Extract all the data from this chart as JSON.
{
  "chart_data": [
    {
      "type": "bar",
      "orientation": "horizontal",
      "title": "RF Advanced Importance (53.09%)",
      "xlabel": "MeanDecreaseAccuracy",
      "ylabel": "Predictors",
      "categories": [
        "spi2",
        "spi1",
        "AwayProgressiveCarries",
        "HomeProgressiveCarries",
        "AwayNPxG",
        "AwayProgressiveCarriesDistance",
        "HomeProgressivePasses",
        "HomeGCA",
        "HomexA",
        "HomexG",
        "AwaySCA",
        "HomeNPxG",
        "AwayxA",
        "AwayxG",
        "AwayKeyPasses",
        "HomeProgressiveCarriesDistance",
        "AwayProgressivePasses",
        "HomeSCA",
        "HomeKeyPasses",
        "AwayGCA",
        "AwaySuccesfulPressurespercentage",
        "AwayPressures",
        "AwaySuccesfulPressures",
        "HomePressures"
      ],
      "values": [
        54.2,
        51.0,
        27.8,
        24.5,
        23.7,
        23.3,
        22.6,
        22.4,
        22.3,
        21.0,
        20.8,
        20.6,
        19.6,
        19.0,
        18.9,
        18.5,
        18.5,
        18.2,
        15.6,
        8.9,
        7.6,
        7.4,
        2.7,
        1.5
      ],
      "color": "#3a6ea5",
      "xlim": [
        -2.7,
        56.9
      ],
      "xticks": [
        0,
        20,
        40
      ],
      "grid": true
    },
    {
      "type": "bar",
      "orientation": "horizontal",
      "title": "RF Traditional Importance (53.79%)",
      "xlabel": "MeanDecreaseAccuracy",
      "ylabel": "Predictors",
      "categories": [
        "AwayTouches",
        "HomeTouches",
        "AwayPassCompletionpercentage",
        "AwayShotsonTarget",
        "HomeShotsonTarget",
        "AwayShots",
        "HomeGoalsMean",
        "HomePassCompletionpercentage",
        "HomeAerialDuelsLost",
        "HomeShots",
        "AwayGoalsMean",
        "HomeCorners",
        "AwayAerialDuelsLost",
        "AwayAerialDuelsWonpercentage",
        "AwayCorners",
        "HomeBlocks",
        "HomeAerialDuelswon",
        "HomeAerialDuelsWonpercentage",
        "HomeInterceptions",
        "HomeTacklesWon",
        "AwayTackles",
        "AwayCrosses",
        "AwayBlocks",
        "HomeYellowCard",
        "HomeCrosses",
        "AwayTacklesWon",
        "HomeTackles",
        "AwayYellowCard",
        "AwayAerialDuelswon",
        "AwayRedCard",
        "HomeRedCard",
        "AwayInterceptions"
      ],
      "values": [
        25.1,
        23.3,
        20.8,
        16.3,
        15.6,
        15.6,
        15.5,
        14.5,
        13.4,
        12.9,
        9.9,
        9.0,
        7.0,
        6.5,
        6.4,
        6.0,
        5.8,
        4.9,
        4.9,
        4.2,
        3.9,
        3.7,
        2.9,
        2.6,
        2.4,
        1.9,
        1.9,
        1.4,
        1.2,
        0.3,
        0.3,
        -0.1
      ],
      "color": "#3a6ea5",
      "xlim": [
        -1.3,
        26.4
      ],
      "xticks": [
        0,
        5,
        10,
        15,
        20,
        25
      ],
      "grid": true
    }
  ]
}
* * * * * * *
TASK STATEMENT: Select from the material above each line in which the string "title" appears, and list those lines.

FINAL ANSWER:
      "title": "RF Advanced Importance (53.09%)",
      "title": "RF Traditional Importance (53.79%)",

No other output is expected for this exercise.